To be done
Each entry that follows is to be retyped exactly. Pictures do not belong in the copy.

Saved data entries

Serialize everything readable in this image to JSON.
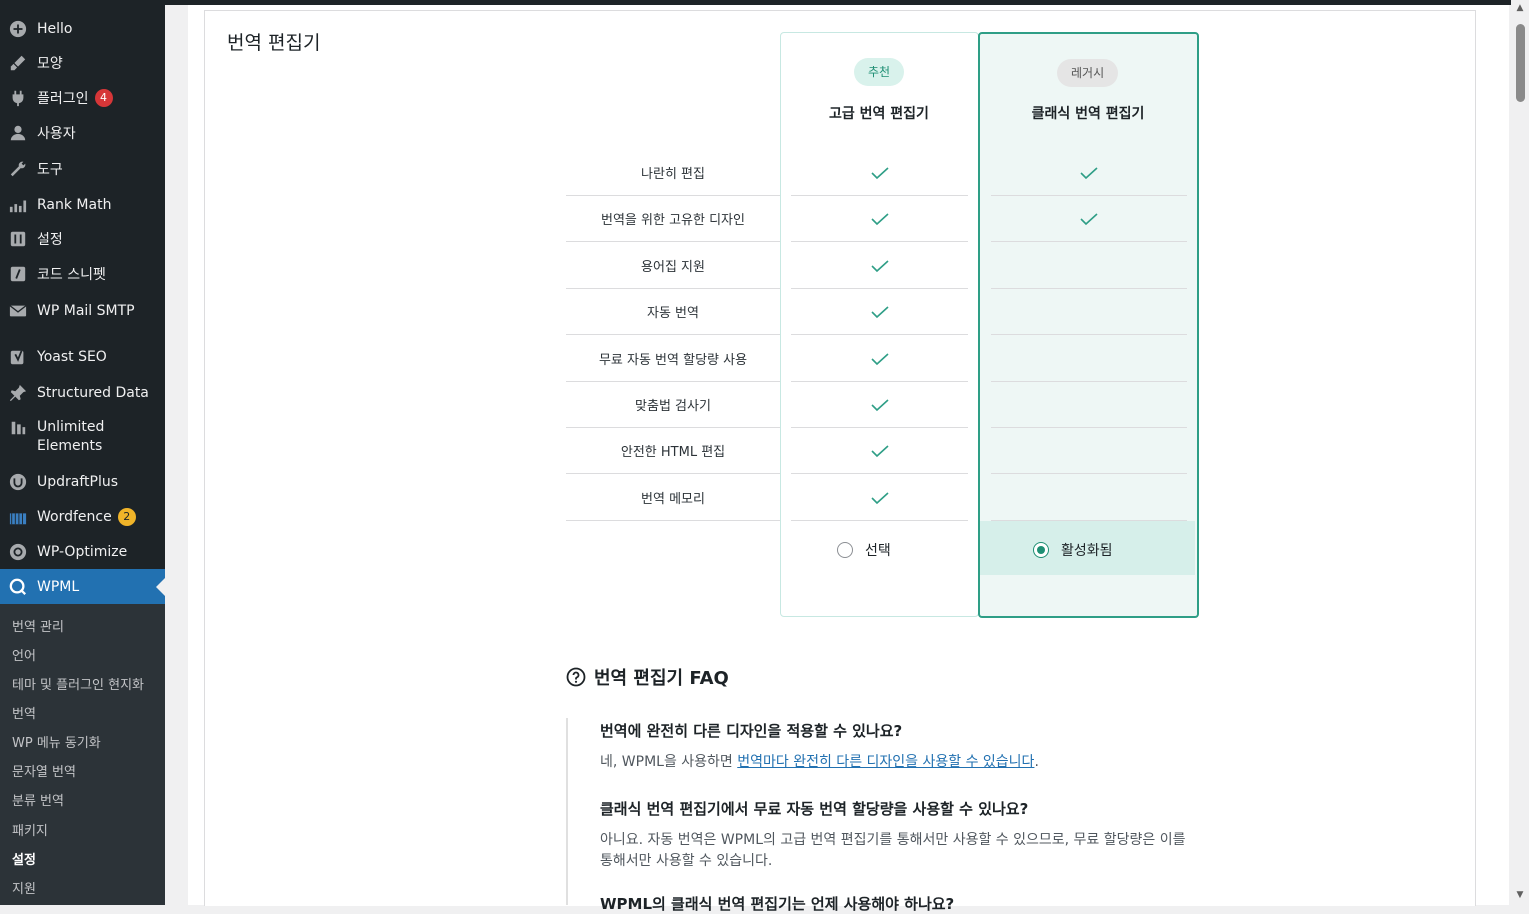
{
  "sidebar": {
    "items": [
      {
        "label": "Hello",
        "icon": "plus-circle-icon"
      },
      {
        "label": "모양",
        "icon": "brush-icon"
      },
      {
        "label": "플러그인",
        "icon": "plugin-icon",
        "badge": "4"
      },
      {
        "label": "사용자",
        "icon": "user-icon"
      },
      {
        "label": "도구",
        "icon": "wrench-icon"
      },
      {
        "label": "Rank Math",
        "icon": "chart-icon"
      },
      {
        "label": "설정",
        "icon": "settings-icon"
      },
      {
        "label": "코드 스니펫",
        "icon": "code-icon"
      },
      {
        "label": "WP Mail SMTP",
        "icon": "mail-icon"
      },
      {
        "label": "Yoast SEO",
        "icon": "yoast-icon"
      },
      {
        "label": "Structured Data",
        "icon": "pin-icon"
      },
      {
        "label": "Unlimited Elements",
        "icon": "elements-icon"
      },
      {
        "label": "UpdraftPlus",
        "icon": "updraft-icon"
      },
      {
        "label": "Wordfence",
        "icon": "wordfence-icon",
        "badge": "2"
      },
      {
        "label": "WP-Optimize",
        "icon": "optimize-icon"
      },
      {
        "label": "WPML",
        "icon": "wpml-icon"
      }
    ],
    "submenu": [
      "번역 관리",
      "언어",
      "테마 및 플러그인 현지화",
      "번역",
      "WP 메뉴 동기화",
      "문자열 번역",
      "분류 번역",
      "패키지",
      "설정",
      "지원"
    ]
  },
  "section": {
    "title": "번역 편집기"
  },
  "comparison": {
    "advanced": {
      "tag": "추천",
      "title": "고급 번역 편집기",
      "select_label": "선택"
    },
    "classic": {
      "tag": "레거시",
      "title": "클래식 번역 편집기",
      "select_label": "활성화됨"
    },
    "features": [
      {
        "label": "나란히 편집",
        "advanced": true,
        "classic": true
      },
      {
        "label": "번역을 위한 고유한 디자인",
        "advanced": true,
        "classic": true
      },
      {
        "label": "용어집 지원",
        "advanced": true,
        "classic": false
      },
      {
        "label": "자동 번역",
        "advanced": true,
        "classic": false
      },
      {
        "label": "무료 자동 번역 할당량 사용",
        "advanced": true,
        "classic": false
      },
      {
        "label": "맞춤법 검사기",
        "advanced": true,
        "classic": false
      },
      {
        "label": "안전한 HTML 편집",
        "advanced": true,
        "classic": false
      },
      {
        "label": "번역 메모리",
        "advanced": true,
        "classic": false
      }
    ]
  },
  "faq": {
    "title": "번역 편집기 FAQ",
    "items": [
      {
        "q": "번역에 완전히 다른 디자인을 적용할 수 있나요?",
        "a_prefix": "네, WPML을 사용하면 ",
        "a_link": "번역마다 완전히 다른 디자인을 사용할 수 있습니다",
        "a_suffix": "."
      },
      {
        "q": "클래식 번역 편집기에서 무료 자동 번역 할당량을 사용할 수 있나요?",
        "a": "아니요. 자동 번역은 WPML의 고급 번역 편집기를 통해서만 사용할 수 있으므로, 무료 할당량은 이를 통해서만 사용할 수 있습니다."
      },
      {
        "q": "WPML의 클래식 번역 편집기는 언제 사용해야 하나요?"
      }
    ]
  },
  "colors": {
    "accent": "#2e9e86",
    "wp_blue": "#2271b1",
    "sidebar_bg": "#1d2327"
  }
}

Solution to this exercise
Serialize everything readable in this image to JSON.
{
  "sidebar": {
    "items": [
      {
        "label": "Hello",
        "icon": "plus-circle-icon"
      },
      {
        "label": "모양",
        "icon": "brush-icon"
      },
      {
        "label": "플러그인",
        "icon": "plugin-icon",
        "badge": "4"
      },
      {
        "label": "사용자",
        "icon": "user-icon"
      },
      {
        "label": "도구",
        "icon": "wrench-icon"
      },
      {
        "label": "Rank Math",
        "icon": "chart-icon"
      },
      {
        "label": "설정",
        "icon": "settings-icon"
      },
      {
        "label": "코드 스니펫",
        "icon": "code-icon"
      },
      {
        "label": "WP Mail SMTP",
        "icon": "mail-icon"
      },
      {
        "label": "Yoast SEO",
        "icon": "yoast-icon"
      },
      {
        "label": "Structured Data",
        "icon": "pin-icon"
      },
      {
        "label": "Unlimited Elements",
        "icon": "elements-icon"
      },
      {
        "label": "UpdraftPlus",
        "icon": "updraft-icon"
      },
      {
        "label": "Wordfence",
        "icon": "wordfence-icon",
        "badge": "2"
      },
      {
        "label": "WP-Optimize",
        "icon": "optimize-icon"
      },
      {
        "label": "WPML",
        "icon": "wpml-icon"
      }
    ],
    "submenu": [
      "번역 관리",
      "언어",
      "테마 및 플러그인 현지화",
      "번역",
      "WP 메뉴 동기화",
      "문자열 번역",
      "분류 번역",
      "패키지",
      "설정",
      "지원"
    ]
  },
  "section": {
    "title": "번역 편집기"
  },
  "comparison": {
    "advanced": {
      "tag": "추천",
      "title": "고급 번역 편집기",
      "select_label": "선택"
    },
    "classic": {
      "tag": "레거시",
      "title": "클래식 번역 편집기",
      "select_label": "활성화됨"
    },
    "features": [
      {
        "label": "나란히 편집",
        "advanced": true,
        "classic": true
      },
      {
        "label": "번역을 위한 고유한 디자인",
        "advanced": true,
        "classic": true
      },
      {
        "label": "용어집 지원",
        "advanced": true,
        "classic": false
      },
      {
        "label": "자동 번역",
        "advanced": true,
        "classic": false
      },
      {
        "label": "무료 자동 번역 할당량 사용",
        "advanced": true,
        "classic": false
      },
      {
        "label": "맞춤법 검사기",
        "advanced": true,
        "classic": false
      },
      {
        "label": "안전한 HTML 편집",
        "advanced": true,
        "classic": false
      },
      {
        "label": "번역 메모리",
        "advanced": true,
        "classic": false
      }
    ]
  },
  "faq": {
    "title": "번역 편집기 FAQ",
    "items": [
      {
        "q": "번역에 완전히 다른 디자인을 적용할 수 있나요?",
        "a_prefix": "네, WPML을 사용하면 ",
        "a_link": "번역마다 완전히 다른 디자인을 사용할 수 있습니다",
        "a_suffix": "."
      },
      {
        "q": "클래식 번역 편집기에서 무료 자동 번역 할당량을 사용할 수 있나요?",
        "a": "아니요. 자동 번역은 WPML의 고급 번역 편집기를 통해서만 사용할 수 있으므로, 무료 할당량은 이를 통해서만 사용할 수 있습니다."
      },
      {
        "q": "WPML의 클래식 번역 편집기는 언제 사용해야 하나요?"
      }
    ]
  },
  "colors": {
    "accent": "#2e9e86",
    "wp_blue": "#2271b1",
    "sidebar_bg": "#1d2327"
  }
}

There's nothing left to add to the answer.